PROBLEM DETAILS: Each entry that follows is to be retyped exactly. Pictures do not belong in the copy.

**** DATA SUPPLIED ****

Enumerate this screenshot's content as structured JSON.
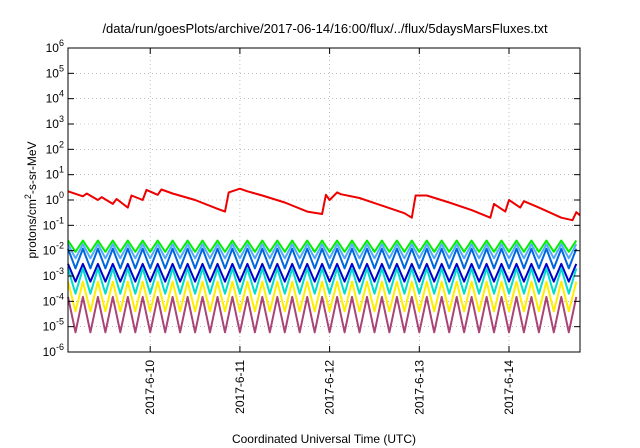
{
  "chart_data": {
    "type": "line",
    "title": "/data/run/goesPlots/archive/2017-06-14/16:00/flux/../flux/5daysMarsFluxes.txt",
    "xlabel": "Coordinated Universal Time (UTC)",
    "ylabel": "protons/cm²-s-sr-MeV",
    "ylabel_parts": {
      "pre": "protons/cm",
      "sup": "2",
      "post": "-s-sr-MeV"
    },
    "y_scale": "log",
    "ylim": [
      1e-06,
      1000000.0
    ],
    "xlim": [
      "2017-06-09 02:00",
      "2017-06-14 19:00"
    ],
    "grid": true,
    "x_ticks": [
      "2017-6-10",
      "2017-6-11",
      "2017-6-12",
      "2017-6-13",
      "2017-6-14"
    ],
    "y_ticks": [
      {
        "base": "10",
        "exp": "-6"
      },
      {
        "base": "10",
        "exp": "-5"
      },
      {
        "base": "10",
        "exp": "-4"
      },
      {
        "base": "10",
        "exp": "-3"
      },
      {
        "base": "10",
        "exp": "-2"
      },
      {
        "base": "10",
        "exp": "-1"
      },
      {
        "base": "10",
        "exp": "0"
      },
      {
        "base": "10",
        "exp": "1"
      },
      {
        "base": "10",
        "exp": "2"
      },
      {
        "base": "10",
        "exp": "3"
      },
      {
        "base": "10",
        "exp": "4"
      },
      {
        "base": "10",
        "exp": "5"
      },
      {
        "base": "10",
        "exp": "6"
      }
    ],
    "series": [
      {
        "color": "#ee0000",
        "x": [
          "2017-06-09 02:00",
          "2017-06-09 06:00",
          "2017-06-09 07:00",
          "2017-06-09 10:00",
          "2017-06-09 11:00",
          "2017-06-09 14:00",
          "2017-06-09 15:00",
          "2017-06-09 18:00",
          "2017-06-09 19:00",
          "2017-06-09 22:00",
          "2017-06-09 23:00",
          "2017-06-10 02:00",
          "2017-06-10 03:00",
          "2017-06-10 06:00",
          "2017-06-10 12:00",
          "2017-06-10 18:00",
          "2017-06-10 20:00",
          "2017-06-10 21:00",
          "2017-06-11 00:00",
          "2017-06-11 02:00",
          "2017-06-11 06:00",
          "2017-06-11 12:00",
          "2017-06-11 18:00",
          "2017-06-11 22:00",
          "2017-06-11 23:00",
          "2017-06-12 00:00",
          "2017-06-12 02:00",
          "2017-06-12 03:00",
          "2017-06-12 08:00",
          "2017-06-12 14:00",
          "2017-06-12 20:00",
          "2017-06-12 22:00",
          "2017-06-12 23:00",
          "2017-06-13 02:00",
          "2017-06-13 08:00",
          "2017-06-13 14:00",
          "2017-06-13 19:00",
          "2017-06-13 20:00",
          "2017-06-13 23:00",
          "2017-06-14 00:00",
          "2017-06-14 03:00",
          "2017-06-14 04:00",
          "2017-06-14 08:00",
          "2017-06-14 14:00",
          "2017-06-14 17:00",
          "2017-06-14 18:00",
          "2017-06-14 19:00"
        ],
        "y": [
          2.2,
          1.4,
          1.8,
          1.0,
          1.3,
          0.7,
          1.1,
          0.5,
          1.5,
          1.0,
          2.5,
          1.6,
          2.6,
          1.8,
          1.0,
          0.45,
          0.35,
          2.0,
          2.8,
          2.2,
          1.5,
          0.8,
          0.35,
          0.28,
          1.6,
          1.0,
          2.0,
          1.7,
          1.2,
          0.6,
          0.3,
          0.2,
          1.5,
          1.5,
          0.8,
          0.4,
          0.2,
          0.7,
          0.35,
          1.0,
          0.5,
          0.9,
          0.5,
          0.2,
          0.16,
          0.33,
          0.25
        ]
      }
    ],
    "cyclic_series": [
      {
        "color": "#00ee00",
        "hi": 0.025,
        "lo": 0.009
      },
      {
        "color": "#55aaff",
        "hi": 0.018,
        "lo": 0.005
      },
      {
        "color": "#0066dd",
        "hi": 0.012,
        "lo": 0.002
      },
      {
        "color": "#0000cc",
        "hi": 0.003,
        "lo": 0.0006
      },
      {
        "color": "#00ddcc",
        "hi": 0.002,
        "lo": 0.0002
      },
      {
        "color": "#ffee00",
        "hi": 0.0006,
        "lo": 4e-05
      },
      {
        "color": "#aa4477",
        "hi": 0.00015,
        "lo": 6e-06
      }
    ],
    "cycle_hours": 4
  }
}
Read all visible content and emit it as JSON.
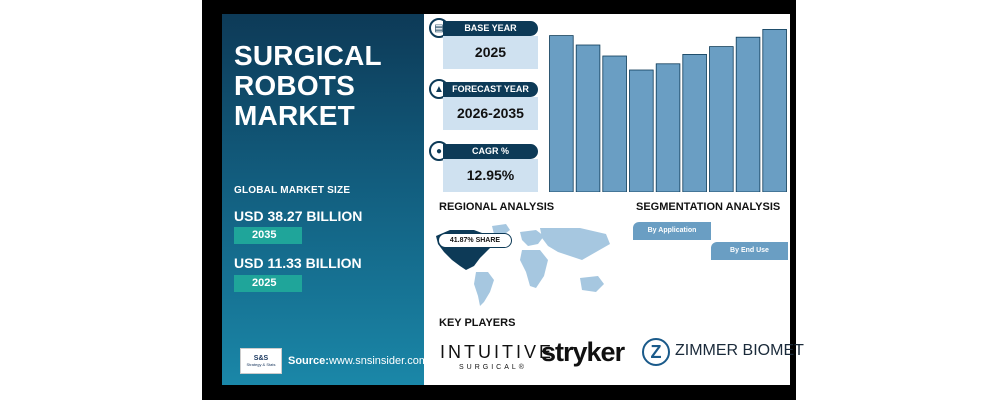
{
  "left_panel": {
    "title_lines": [
      "SURGICAL",
      "ROBOTS",
      "MARKET"
    ],
    "global_market_size_label": "GLOBAL MARKET SIZE",
    "value_2035": "USD 38.27 BILLION",
    "year_2035": "2035",
    "value_2025": "USD 11.33 BILLION",
    "year_2025": "2025",
    "source_label": "Source:",
    "source_url": "www.snsinsider.com",
    "logo_line1": "S&S",
    "logo_line2": "Strategy & Stats"
  },
  "cards": {
    "base_year": {
      "label": "BASE YEAR",
      "value": "2025",
      "icon": "document-icon"
    },
    "forecast_year": {
      "label": "FORECAST YEAR",
      "value": "2026-2035",
      "icon": "chart-icon"
    },
    "cagr": {
      "label": "CAGR %",
      "value": "12.95%",
      "icon": "coins-icon"
    }
  },
  "chart_data": {
    "type": "bar",
    "values": [
      100,
      94,
      87,
      78,
      82,
      88,
      93,
      99,
      104
    ],
    "ylim": [
      0,
      110
    ],
    "bar_color": "#6a9ec3",
    "title": "",
    "xlabel": "",
    "ylabel": "",
    "grid": false
  },
  "regional": {
    "title": "REGIONAL ANALYSIS",
    "share_badge": "41.87% SHARE"
  },
  "segmentation": {
    "title": "SEGMENTATION ANALYSIS",
    "segments": [
      "By Application",
      "By End Use"
    ]
  },
  "key_players": {
    "title": "KEY PLAYERS",
    "player1_main": "INTUITIVE",
    "player1_sub": "SURGICAL®",
    "player2": "stryker",
    "player3_mark": "Z",
    "player3": "ZIMMER BIOMET"
  },
  "colors": {
    "panel_dark": "#0d3a57",
    "panel_light": "#1a87a8",
    "teal_bar": "#1fa59a",
    "card_bg": "#cfe1f0",
    "bar": "#6a9ec3"
  }
}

****

FINISHED ANSWER:
Enumerate this screenshot's content as structured JSON.
{
  "chart_data": {
    "type": "line",
    "title": "/data/run/goesPlots/archive/2017-06-14/16:00/flux/../flux/5daysMarsFluxes.txt",
    "xlabel": "Coordinated Universal Time (UTC)",
    "ylabel": "protons/cm²-s-sr-MeV",
    "ylabel_parts": {
      "pre": "protons/cm",
      "sup": "2",
      "post": "-s-sr-MeV"
    },
    "y_scale": "log",
    "ylim": [
      1e-06,
      1000000.0
    ],
    "xlim": [
      "2017-06-09 02:00",
      "2017-06-14 19:00"
    ],
    "grid": true,
    "x_ticks": [
      "2017-6-10",
      "2017-6-11",
      "2017-6-12",
      "2017-6-13",
      "2017-6-14"
    ],
    "y_ticks": [
      {
        "base": "10",
        "exp": "-6"
      },
      {
        "base": "10",
        "exp": "-5"
      },
      {
        "base": "10",
        "exp": "-4"
      },
      {
        "base": "10",
        "exp": "-3"
      },
      {
        "base": "10",
        "exp": "-2"
      },
      {
        "base": "10",
        "exp": "-1"
      },
      {
        "base": "10",
        "exp": "0"
      },
      {
        "base": "10",
        "exp": "1"
      },
      {
        "base": "10",
        "exp": "2"
      },
      {
        "base": "10",
        "exp": "3"
      },
      {
        "base": "10",
        "exp": "4"
      },
      {
        "base": "10",
        "exp": "5"
      },
      {
        "base": "10",
        "exp": "6"
      }
    ],
    "series": [
      {
        "color": "#ee0000",
        "x": [
          "2017-06-09 02:00",
          "2017-06-09 06:00",
          "2017-06-09 07:00",
          "2017-06-09 10:00",
          "2017-06-09 11:00",
          "2017-06-09 14:00",
          "2017-06-09 15:00",
          "2017-06-09 18:00",
          "2017-06-09 19:00",
          "2017-06-09 22:00",
          "2017-06-09 23:00",
          "2017-06-10 02:00",
          "2017-06-10 03:00",
          "2017-06-10 06:00",
          "2017-06-10 12:00",
          "2017-06-10 18:00",
          "2017-06-10 20:00",
          "2017-06-10 21:00",
          "2017-06-11 00:00",
          "2017-06-11 02:00",
          "2017-06-11 06:00",
          "2017-06-11 12:00",
          "2017-06-11 18:00",
          "2017-06-11 22:00",
          "2017-06-11 23:00",
          "2017-06-12 00:00",
          "2017-06-12 02:00",
          "2017-06-12 03:00",
          "2017-06-12 08:00",
          "2017-06-12 14:00",
          "2017-06-12 20:00",
          "2017-06-12 22:00",
          "2017-06-12 23:00",
          "2017-06-13 02:00",
          "2017-06-13 08:00",
          "2017-06-13 14:00",
          "2017-06-13 19:00",
          "2017-06-13 20:00",
          "2017-06-13 23:00",
          "2017-06-14 00:00",
          "2017-06-14 03:00",
          "2017-06-14 04:00",
          "2017-06-14 08:00",
          "2017-06-14 14:00",
          "2017-06-14 17:00",
          "2017-06-14 18:00",
          "2017-06-14 19:00"
        ],
        "y": [
          2.2,
          1.4,
          1.8,
          1.0,
          1.3,
          0.7,
          1.1,
          0.5,
          1.5,
          1.0,
          2.5,
          1.6,
          2.6,
          1.8,
          1.0,
          0.45,
          0.35,
          2.0,
          2.8,
          2.2,
          1.5,
          0.8,
          0.35,
          0.28,
          1.6,
          1.0,
          2.0,
          1.7,
          1.2,
          0.6,
          0.3,
          0.2,
          1.5,
          1.5,
          0.8,
          0.4,
          0.2,
          0.7,
          0.35,
          1.0,
          0.5,
          0.9,
          0.5,
          0.2,
          0.16,
          0.33,
          0.25
        ]
      }
    ],
    "cyclic_series": [
      {
        "color": "#00ee00",
        "hi": 0.025,
        "lo": 0.009
      },
      {
        "color": "#55aaff",
        "hi": 0.018,
        "lo": 0.005
      },
      {
        "color": "#0066dd",
        "hi": 0.012,
        "lo": 0.002
      },
      {
        "color": "#0000cc",
        "hi": 0.003,
        "lo": 0.0006
      },
      {
        "color": "#00ddcc",
        "hi": 0.002,
        "lo": 0.0002
      },
      {
        "color": "#ffee00",
        "hi": 0.0006,
        "lo": 4e-05
      },
      {
        "color": "#aa4477",
        "hi": 0.00015,
        "lo": 6e-06
      }
    ],
    "cycle_hours": 4
  }
}
Read all visible content and emit it as JSON.
{
  "left_panel": {
    "title_lines": [
      "SURGICAL",
      "ROBOTS",
      "MARKET"
    ],
    "global_market_size_label": "GLOBAL MARKET SIZE",
    "value_2035": "USD 38.27 BILLION",
    "year_2035": "2035",
    "value_2025": "USD 11.33 BILLION",
    "year_2025": "2025",
    "source_label": "Source:",
    "source_url": "www.snsinsider.com",
    "logo_line1": "S&S",
    "logo_line2": "Strategy & Stats"
  },
  "cards": {
    "base_year": {
      "label": "BASE YEAR",
      "value": "2025",
      "icon": "document-icon"
    },
    "forecast_year": {
      "label": "FORECAST YEAR",
      "value": "2026-2035",
      "icon": "chart-icon"
    },
    "cagr": {
      "label": "CAGR %",
      "value": "12.95%",
      "icon": "coins-icon"
    }
  },
  "chart_data": {
    "type": "bar",
    "values": [
      100,
      94,
      87,
      78,
      82,
      88,
      93,
      99,
      104
    ],
    "ylim": [
      0,
      110
    ],
    "bar_color": "#6a9ec3",
    "title": "",
    "xlabel": "",
    "ylabel": "",
    "grid": false
  },
  "regional": {
    "title": "REGIONAL ANALYSIS",
    "share_badge": "41.87% SHARE"
  },
  "segmentation": {
    "title": "SEGMENTATION ANALYSIS",
    "segments": [
      "By Application",
      "By End Use"
    ]
  },
  "key_players": {
    "title": "KEY PLAYERS",
    "player1_main": "INTUITIVE",
    "player1_sub": "SURGICAL®",
    "player2": "stryker",
    "player3_mark": "Z",
    "player3": "ZIMMER BIOMET"
  },
  "colors": {
    "panel_dark": "#0d3a57",
    "panel_light": "#1a87a8",
    "teal_bar": "#1fa59a",
    "card_bg": "#cfe1f0",
    "bar": "#6a9ec3"
  }
}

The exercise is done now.